## Task goal
Copy out each line of the data that holds the word "name".
———
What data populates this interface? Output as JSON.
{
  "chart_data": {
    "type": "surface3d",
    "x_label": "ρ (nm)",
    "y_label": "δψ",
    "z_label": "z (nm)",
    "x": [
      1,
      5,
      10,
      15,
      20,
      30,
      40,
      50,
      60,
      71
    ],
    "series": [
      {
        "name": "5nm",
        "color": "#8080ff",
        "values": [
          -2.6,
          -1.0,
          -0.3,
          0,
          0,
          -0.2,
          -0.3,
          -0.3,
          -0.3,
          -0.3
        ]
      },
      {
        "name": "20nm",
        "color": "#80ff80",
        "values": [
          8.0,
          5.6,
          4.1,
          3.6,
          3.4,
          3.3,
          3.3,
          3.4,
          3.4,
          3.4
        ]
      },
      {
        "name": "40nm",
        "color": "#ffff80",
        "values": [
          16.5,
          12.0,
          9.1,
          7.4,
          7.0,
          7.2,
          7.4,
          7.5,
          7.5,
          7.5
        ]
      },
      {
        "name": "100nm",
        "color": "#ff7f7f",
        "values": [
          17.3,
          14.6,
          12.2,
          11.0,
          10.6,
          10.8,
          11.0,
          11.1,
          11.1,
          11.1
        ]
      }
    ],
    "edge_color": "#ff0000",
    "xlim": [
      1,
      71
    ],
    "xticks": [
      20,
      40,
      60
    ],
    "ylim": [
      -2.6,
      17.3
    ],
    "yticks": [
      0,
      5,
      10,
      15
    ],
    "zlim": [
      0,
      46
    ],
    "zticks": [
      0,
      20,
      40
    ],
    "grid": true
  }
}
———
## Solution to this exercise
        "name": "5nm",
        "name": "20nm",
        "name": "40nm",
        "name": "100nm",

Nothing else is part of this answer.